--- Goal ---
Pull every line containing "other" out of the material below.

--- Data shown ---
:::
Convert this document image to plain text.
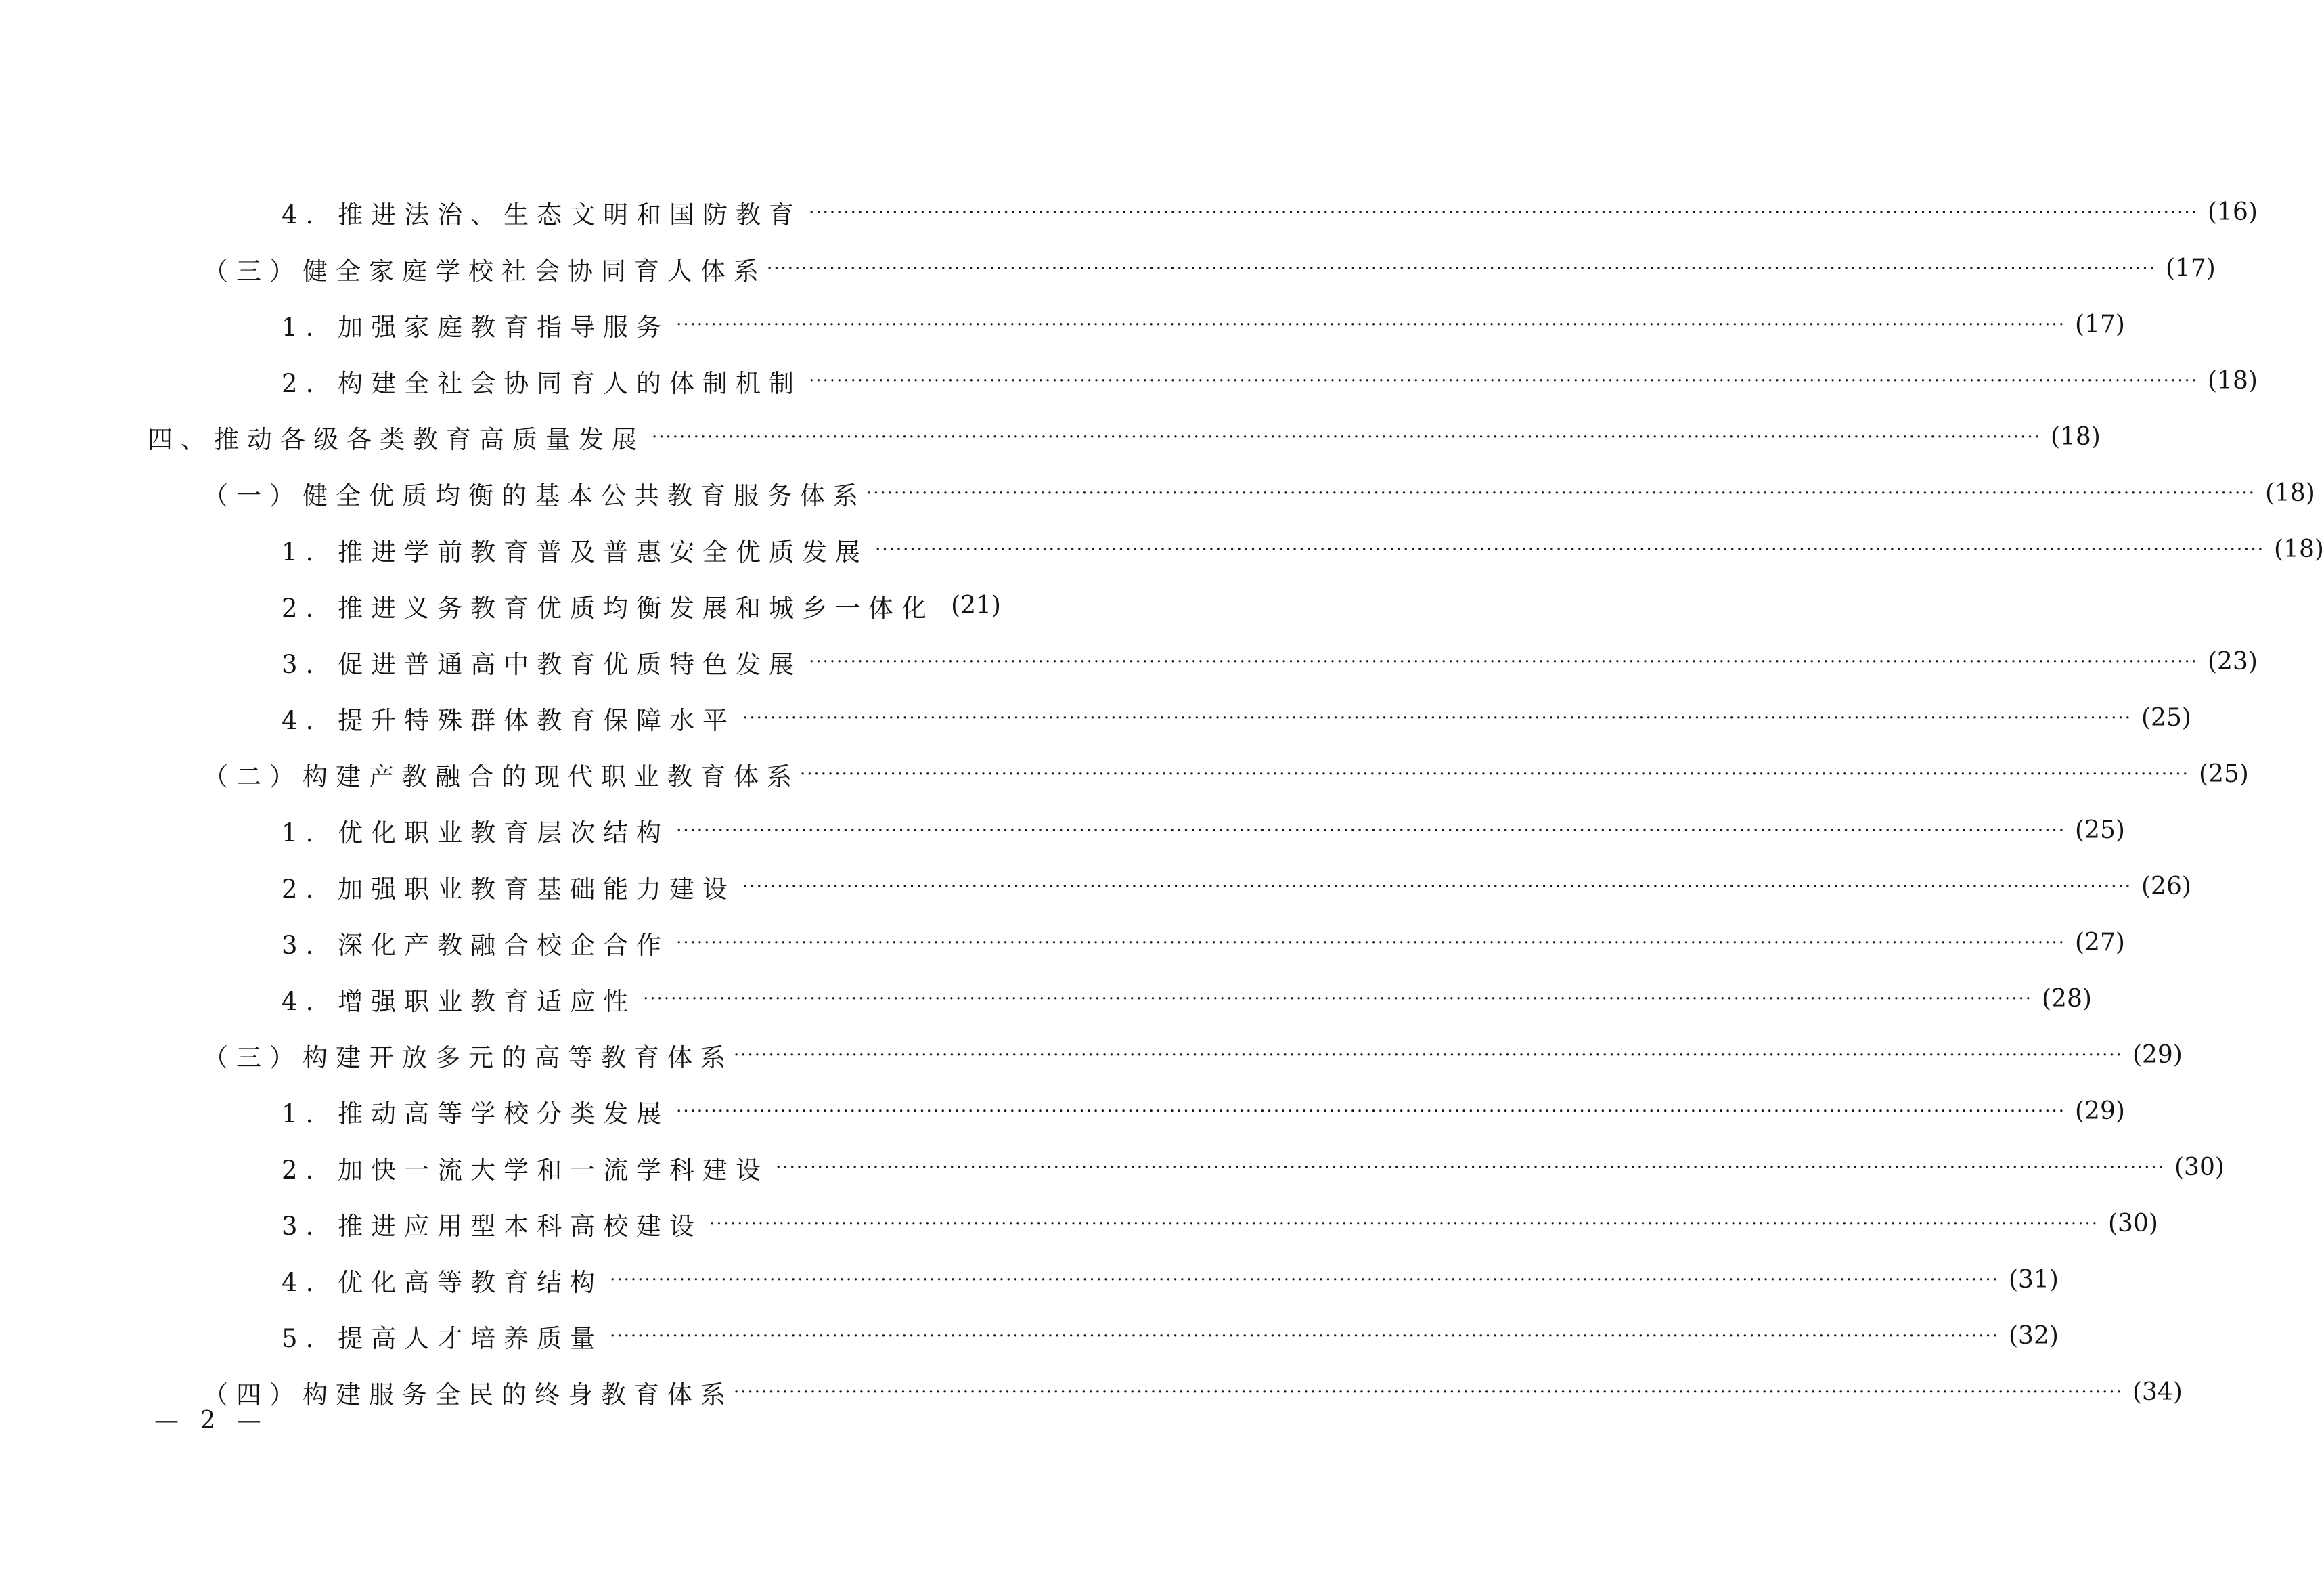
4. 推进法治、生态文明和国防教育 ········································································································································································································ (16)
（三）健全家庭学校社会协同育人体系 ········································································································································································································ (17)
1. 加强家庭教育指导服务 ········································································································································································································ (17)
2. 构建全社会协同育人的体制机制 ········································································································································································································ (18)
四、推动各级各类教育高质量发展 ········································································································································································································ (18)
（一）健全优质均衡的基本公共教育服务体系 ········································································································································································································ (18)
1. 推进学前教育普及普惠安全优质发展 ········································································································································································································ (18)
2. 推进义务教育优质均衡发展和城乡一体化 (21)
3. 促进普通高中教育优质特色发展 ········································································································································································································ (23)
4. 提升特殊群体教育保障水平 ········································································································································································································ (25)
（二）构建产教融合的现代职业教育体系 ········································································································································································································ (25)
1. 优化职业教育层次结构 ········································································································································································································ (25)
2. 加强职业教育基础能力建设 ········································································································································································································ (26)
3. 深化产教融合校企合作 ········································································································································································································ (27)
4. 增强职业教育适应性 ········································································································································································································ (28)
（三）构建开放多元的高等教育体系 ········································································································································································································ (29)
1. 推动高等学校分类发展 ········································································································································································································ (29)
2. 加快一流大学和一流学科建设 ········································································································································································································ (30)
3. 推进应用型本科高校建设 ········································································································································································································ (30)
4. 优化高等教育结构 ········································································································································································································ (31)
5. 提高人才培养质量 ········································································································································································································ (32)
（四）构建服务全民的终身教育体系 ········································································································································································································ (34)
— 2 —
:::
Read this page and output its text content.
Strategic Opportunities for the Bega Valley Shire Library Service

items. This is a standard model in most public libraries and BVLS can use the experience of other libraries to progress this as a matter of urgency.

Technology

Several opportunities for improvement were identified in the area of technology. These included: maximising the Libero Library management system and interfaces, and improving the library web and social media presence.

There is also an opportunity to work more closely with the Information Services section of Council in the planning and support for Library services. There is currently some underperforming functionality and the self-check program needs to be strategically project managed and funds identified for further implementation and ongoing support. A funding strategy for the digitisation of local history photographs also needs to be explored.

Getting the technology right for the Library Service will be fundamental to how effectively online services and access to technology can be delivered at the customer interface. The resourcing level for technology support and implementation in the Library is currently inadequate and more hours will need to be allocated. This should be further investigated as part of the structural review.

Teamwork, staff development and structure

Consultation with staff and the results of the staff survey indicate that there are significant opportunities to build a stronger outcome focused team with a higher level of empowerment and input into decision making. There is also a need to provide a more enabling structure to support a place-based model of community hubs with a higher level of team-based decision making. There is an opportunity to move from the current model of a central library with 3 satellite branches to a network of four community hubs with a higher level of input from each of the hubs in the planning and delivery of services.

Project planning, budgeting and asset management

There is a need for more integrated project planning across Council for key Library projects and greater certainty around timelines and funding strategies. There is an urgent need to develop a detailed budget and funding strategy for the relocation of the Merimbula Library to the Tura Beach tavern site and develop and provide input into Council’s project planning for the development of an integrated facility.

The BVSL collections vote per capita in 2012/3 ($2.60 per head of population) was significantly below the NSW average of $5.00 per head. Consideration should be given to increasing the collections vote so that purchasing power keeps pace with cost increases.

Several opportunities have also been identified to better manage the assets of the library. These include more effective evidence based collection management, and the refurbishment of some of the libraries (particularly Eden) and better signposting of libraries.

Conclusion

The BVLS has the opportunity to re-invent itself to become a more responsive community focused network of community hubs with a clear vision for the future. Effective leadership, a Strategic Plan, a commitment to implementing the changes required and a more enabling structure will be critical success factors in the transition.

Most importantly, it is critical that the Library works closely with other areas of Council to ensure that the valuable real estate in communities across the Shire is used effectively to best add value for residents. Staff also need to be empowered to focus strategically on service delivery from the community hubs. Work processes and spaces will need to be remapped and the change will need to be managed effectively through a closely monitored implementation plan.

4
:::
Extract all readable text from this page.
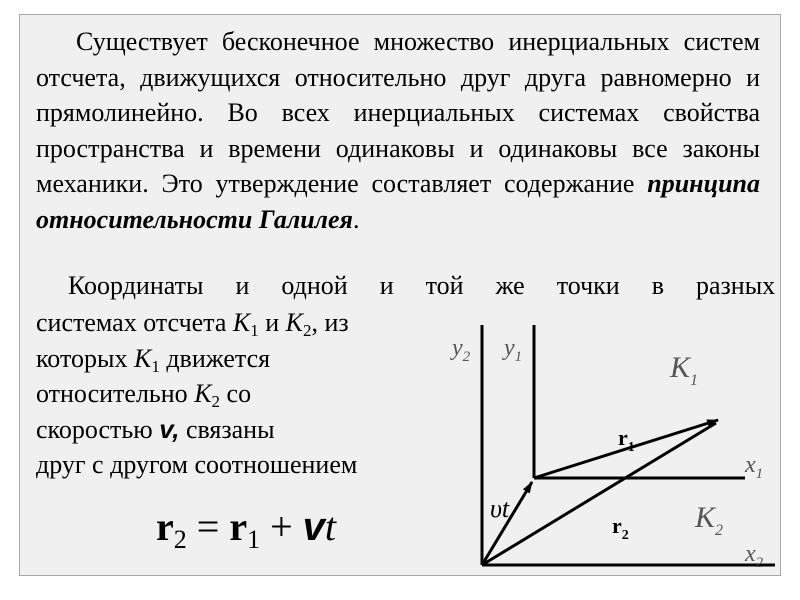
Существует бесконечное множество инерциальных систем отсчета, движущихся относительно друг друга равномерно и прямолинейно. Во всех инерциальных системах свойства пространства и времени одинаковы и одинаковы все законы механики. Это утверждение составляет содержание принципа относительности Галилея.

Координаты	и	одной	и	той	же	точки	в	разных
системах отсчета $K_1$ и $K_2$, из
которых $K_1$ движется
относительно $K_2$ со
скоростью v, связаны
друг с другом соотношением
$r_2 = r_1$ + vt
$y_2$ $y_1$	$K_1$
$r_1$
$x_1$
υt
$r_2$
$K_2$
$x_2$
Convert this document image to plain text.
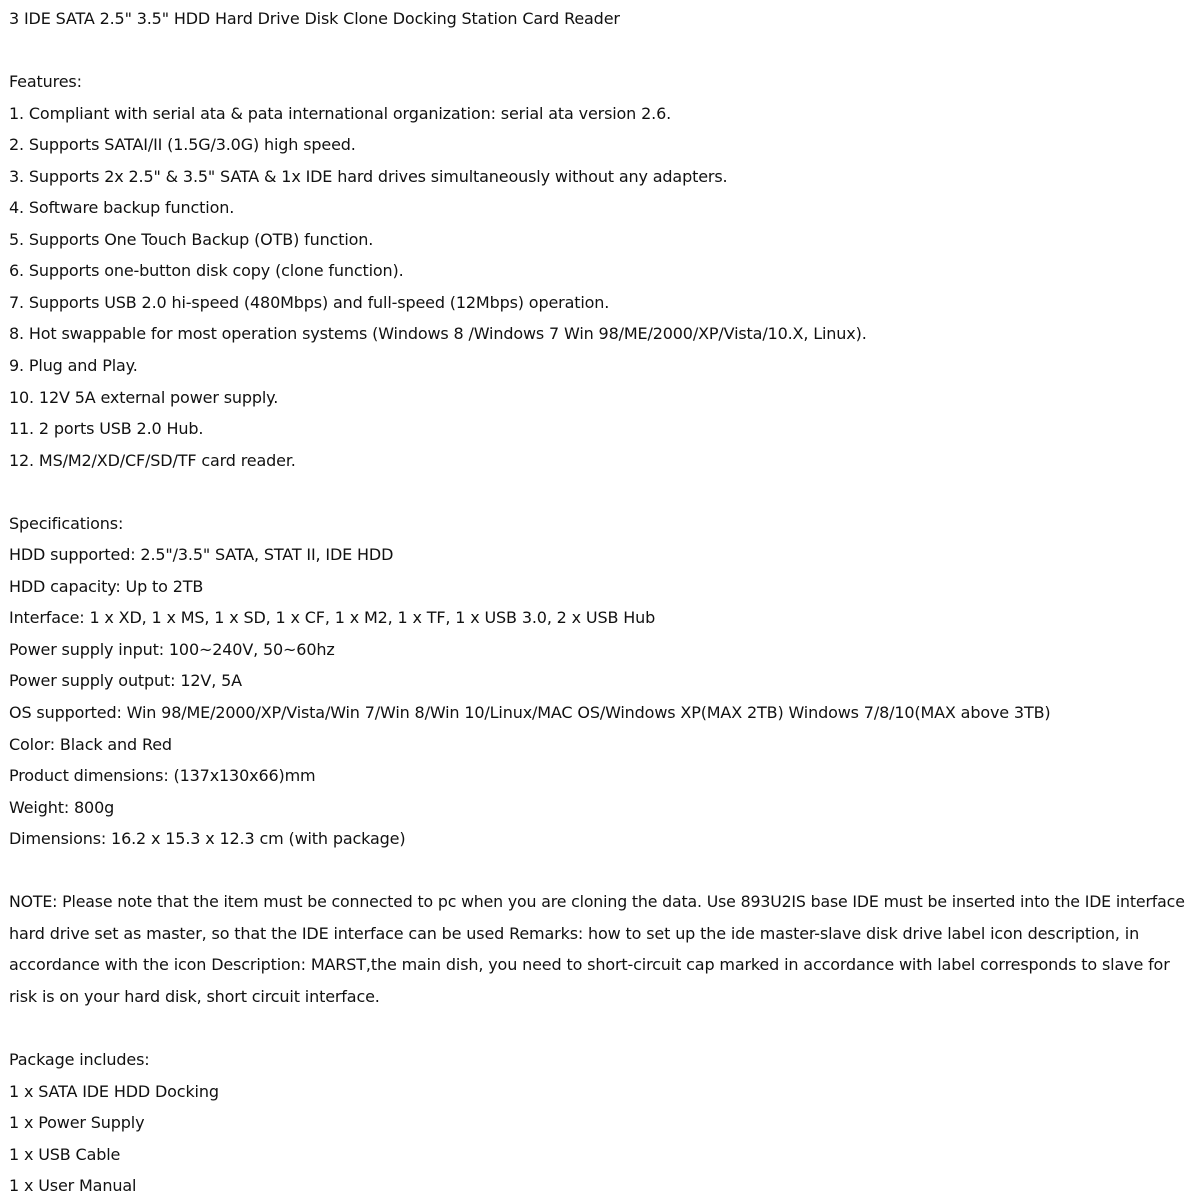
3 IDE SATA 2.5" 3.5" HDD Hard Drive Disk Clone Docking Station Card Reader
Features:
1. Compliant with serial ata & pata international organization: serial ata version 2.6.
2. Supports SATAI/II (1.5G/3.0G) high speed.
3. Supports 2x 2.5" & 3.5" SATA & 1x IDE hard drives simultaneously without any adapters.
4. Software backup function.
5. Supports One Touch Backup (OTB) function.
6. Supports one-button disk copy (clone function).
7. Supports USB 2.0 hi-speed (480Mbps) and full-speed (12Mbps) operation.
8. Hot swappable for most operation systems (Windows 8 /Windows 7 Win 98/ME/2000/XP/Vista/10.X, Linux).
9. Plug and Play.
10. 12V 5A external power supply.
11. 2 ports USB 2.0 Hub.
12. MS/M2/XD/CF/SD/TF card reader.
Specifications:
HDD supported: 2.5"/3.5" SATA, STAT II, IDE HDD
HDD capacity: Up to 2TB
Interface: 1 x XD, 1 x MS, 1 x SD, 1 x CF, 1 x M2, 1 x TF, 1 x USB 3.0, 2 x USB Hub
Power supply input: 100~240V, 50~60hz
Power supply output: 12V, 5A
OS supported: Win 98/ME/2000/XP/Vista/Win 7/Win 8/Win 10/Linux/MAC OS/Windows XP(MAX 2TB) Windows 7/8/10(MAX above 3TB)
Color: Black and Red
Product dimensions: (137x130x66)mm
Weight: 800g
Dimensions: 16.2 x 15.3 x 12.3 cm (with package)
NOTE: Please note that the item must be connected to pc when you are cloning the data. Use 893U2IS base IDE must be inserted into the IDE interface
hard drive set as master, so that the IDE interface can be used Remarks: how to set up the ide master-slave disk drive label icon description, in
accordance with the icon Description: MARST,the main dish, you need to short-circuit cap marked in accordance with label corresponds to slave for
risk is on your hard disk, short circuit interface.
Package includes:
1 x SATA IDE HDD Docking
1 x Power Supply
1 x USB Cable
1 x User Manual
:::
--- Answer below ---
items. This is a standard model in most public libraries and BVLS can use the experience of other libraries to progress this as a matter of urgency.
Most importantly, it is critical that the Library works closely with other areas of Council to ensure that the valuable real estate in communities across the Shire is used effectively to best add value for residents. Staff also need to be empowered to focus strategically on service delivery from the community hubs. Work processes and spaces will need to be remapped and the change will need to be managed effectively through a closely monitored implementation plan.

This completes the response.